Count each line in which the word "гальмування" appears. Reply with the total and nothing more.

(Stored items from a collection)
________________________
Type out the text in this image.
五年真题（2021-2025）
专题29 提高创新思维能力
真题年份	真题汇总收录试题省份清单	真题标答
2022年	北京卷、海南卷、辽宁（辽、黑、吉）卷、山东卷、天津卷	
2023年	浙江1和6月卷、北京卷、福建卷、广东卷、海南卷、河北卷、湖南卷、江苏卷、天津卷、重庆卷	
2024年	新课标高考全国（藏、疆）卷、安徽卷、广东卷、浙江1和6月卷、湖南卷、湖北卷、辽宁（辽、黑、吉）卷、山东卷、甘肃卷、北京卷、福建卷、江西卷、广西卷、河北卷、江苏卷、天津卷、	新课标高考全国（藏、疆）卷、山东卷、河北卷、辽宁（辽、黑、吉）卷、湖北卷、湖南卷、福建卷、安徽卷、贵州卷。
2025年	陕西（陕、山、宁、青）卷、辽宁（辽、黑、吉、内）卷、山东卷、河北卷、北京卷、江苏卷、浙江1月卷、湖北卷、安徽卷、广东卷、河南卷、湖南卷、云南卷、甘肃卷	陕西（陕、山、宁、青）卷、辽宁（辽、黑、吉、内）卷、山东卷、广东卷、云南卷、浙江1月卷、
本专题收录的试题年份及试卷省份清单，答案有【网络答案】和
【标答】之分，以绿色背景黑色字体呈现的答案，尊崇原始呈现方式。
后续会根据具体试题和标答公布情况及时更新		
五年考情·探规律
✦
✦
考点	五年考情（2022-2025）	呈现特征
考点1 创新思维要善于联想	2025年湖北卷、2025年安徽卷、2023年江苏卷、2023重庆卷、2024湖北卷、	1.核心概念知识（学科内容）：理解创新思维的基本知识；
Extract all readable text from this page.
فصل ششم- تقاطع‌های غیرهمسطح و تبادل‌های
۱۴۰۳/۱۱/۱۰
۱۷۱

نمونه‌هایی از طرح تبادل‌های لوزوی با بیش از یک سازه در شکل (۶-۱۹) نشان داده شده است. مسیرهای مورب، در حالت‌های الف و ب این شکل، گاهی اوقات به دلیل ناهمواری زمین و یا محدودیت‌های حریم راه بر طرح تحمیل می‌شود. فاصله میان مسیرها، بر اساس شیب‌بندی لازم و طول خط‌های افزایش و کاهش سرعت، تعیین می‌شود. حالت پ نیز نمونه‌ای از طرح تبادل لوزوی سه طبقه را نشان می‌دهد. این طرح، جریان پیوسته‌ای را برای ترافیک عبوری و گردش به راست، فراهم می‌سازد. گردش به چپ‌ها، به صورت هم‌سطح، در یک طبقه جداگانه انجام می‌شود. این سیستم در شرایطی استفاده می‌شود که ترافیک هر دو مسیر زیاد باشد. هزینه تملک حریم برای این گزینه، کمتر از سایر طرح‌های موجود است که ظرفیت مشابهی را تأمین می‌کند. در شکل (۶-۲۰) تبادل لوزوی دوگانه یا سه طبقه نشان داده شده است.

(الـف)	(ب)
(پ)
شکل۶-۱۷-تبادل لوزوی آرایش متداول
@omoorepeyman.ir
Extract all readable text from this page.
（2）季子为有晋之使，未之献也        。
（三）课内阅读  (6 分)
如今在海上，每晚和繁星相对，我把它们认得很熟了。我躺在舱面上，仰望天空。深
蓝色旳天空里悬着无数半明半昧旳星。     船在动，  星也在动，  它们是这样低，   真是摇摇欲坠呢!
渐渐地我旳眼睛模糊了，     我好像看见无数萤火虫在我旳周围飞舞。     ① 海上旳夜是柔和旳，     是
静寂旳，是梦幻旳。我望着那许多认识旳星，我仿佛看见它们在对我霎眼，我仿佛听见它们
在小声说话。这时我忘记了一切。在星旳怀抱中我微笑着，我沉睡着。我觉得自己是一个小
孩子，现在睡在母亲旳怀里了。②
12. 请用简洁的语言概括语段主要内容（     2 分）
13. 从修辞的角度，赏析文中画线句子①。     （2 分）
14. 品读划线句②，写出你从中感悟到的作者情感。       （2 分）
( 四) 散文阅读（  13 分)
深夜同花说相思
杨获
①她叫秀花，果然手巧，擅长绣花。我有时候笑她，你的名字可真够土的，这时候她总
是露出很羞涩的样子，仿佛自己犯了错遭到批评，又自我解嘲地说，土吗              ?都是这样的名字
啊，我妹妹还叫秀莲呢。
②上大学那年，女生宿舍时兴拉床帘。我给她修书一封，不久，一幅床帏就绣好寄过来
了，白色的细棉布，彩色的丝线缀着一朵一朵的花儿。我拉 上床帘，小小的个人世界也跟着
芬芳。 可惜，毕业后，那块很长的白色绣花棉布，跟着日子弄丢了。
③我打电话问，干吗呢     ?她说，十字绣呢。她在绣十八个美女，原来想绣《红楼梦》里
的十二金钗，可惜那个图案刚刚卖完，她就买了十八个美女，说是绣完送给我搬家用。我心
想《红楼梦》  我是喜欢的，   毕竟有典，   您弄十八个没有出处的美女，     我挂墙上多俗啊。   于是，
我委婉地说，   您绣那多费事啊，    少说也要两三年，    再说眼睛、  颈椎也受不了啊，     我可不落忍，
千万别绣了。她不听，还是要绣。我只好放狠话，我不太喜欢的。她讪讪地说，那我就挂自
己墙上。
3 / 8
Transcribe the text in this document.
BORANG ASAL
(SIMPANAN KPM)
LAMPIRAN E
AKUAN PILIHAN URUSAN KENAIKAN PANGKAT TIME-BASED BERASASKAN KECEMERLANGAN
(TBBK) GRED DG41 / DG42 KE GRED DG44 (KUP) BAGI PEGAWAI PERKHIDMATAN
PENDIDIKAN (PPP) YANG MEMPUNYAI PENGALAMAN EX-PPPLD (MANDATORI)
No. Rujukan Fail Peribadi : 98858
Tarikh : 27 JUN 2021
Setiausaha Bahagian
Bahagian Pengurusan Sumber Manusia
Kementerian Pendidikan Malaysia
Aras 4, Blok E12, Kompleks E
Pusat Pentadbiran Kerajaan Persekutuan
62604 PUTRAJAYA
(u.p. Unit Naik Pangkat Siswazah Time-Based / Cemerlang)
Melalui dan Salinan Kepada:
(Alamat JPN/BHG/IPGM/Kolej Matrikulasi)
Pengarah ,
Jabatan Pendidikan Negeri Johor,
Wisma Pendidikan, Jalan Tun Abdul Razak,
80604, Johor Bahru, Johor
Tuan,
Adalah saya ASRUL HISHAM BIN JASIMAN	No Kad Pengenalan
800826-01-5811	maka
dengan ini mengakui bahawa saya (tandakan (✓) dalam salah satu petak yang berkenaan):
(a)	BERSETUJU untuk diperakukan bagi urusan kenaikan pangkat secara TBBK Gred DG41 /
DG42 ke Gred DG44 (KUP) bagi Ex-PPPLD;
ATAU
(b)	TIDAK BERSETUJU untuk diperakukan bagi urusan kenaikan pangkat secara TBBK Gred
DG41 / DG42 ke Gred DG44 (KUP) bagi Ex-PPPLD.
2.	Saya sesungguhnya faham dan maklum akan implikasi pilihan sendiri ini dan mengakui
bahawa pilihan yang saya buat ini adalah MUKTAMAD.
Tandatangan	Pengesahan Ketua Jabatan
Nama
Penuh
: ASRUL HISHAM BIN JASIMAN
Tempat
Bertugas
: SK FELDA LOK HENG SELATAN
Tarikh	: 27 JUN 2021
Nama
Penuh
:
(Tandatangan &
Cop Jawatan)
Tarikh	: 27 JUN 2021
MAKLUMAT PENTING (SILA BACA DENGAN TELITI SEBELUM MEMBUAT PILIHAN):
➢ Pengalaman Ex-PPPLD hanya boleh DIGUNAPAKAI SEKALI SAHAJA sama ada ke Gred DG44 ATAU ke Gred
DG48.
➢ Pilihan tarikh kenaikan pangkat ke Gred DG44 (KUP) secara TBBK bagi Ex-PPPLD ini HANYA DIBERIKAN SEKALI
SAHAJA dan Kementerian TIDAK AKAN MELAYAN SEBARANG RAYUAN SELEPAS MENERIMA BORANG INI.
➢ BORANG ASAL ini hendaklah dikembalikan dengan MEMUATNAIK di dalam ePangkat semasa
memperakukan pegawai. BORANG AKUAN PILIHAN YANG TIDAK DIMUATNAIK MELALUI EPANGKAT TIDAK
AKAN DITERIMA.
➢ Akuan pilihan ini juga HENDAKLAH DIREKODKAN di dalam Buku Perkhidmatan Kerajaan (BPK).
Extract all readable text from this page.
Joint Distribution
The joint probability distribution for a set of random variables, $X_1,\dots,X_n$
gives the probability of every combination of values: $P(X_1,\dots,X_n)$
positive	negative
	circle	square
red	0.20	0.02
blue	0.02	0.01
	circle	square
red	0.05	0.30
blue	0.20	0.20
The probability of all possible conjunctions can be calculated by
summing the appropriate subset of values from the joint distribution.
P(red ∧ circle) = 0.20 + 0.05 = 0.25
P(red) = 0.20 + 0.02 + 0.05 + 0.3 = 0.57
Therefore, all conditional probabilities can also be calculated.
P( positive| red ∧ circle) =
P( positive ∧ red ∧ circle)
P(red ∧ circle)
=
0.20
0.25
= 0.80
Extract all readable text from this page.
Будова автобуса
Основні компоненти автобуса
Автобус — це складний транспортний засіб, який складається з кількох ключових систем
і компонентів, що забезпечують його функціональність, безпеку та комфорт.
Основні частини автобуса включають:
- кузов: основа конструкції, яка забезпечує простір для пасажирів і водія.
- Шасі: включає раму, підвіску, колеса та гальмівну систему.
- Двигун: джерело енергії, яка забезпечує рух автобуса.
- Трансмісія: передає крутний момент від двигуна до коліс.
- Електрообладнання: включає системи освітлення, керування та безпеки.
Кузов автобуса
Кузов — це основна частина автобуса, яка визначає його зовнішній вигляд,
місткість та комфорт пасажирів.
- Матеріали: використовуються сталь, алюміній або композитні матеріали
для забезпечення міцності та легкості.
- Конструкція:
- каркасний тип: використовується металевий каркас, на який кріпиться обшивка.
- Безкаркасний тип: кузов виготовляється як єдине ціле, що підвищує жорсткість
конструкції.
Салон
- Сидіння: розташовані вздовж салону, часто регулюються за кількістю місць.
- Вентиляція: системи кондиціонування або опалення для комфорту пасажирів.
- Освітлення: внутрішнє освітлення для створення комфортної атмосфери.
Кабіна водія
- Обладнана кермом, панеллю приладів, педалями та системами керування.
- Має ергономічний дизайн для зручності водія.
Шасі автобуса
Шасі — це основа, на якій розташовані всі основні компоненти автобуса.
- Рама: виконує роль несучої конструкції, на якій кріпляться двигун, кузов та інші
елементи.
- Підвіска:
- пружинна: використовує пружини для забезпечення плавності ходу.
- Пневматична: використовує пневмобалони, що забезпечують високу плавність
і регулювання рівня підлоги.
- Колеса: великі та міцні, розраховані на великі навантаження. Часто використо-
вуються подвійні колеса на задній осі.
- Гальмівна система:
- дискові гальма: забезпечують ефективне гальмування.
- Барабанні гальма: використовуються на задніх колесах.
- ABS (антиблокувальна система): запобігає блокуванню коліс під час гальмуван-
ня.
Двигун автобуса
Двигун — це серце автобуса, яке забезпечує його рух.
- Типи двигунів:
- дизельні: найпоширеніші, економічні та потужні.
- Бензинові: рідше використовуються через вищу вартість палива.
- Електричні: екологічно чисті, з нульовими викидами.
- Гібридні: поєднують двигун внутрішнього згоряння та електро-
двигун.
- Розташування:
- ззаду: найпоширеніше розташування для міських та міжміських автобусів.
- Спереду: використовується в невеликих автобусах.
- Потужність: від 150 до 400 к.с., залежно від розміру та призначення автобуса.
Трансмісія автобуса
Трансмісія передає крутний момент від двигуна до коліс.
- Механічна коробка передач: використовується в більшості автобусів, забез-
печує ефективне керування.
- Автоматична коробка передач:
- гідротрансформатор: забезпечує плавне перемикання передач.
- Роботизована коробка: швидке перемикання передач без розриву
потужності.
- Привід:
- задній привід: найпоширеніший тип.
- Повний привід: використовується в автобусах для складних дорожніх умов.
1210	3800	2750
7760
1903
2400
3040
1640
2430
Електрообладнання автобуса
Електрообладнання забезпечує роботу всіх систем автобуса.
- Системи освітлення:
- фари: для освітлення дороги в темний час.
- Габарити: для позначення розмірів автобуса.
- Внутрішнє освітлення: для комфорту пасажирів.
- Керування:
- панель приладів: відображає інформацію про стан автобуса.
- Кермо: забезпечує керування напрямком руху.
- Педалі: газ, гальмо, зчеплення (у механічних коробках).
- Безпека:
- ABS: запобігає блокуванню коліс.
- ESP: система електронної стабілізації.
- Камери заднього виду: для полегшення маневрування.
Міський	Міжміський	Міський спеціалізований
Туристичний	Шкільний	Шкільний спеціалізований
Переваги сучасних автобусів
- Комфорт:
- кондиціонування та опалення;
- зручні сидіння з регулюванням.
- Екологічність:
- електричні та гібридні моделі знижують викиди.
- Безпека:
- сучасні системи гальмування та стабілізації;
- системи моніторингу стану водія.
________________________
## EXERCISE ANSWER
2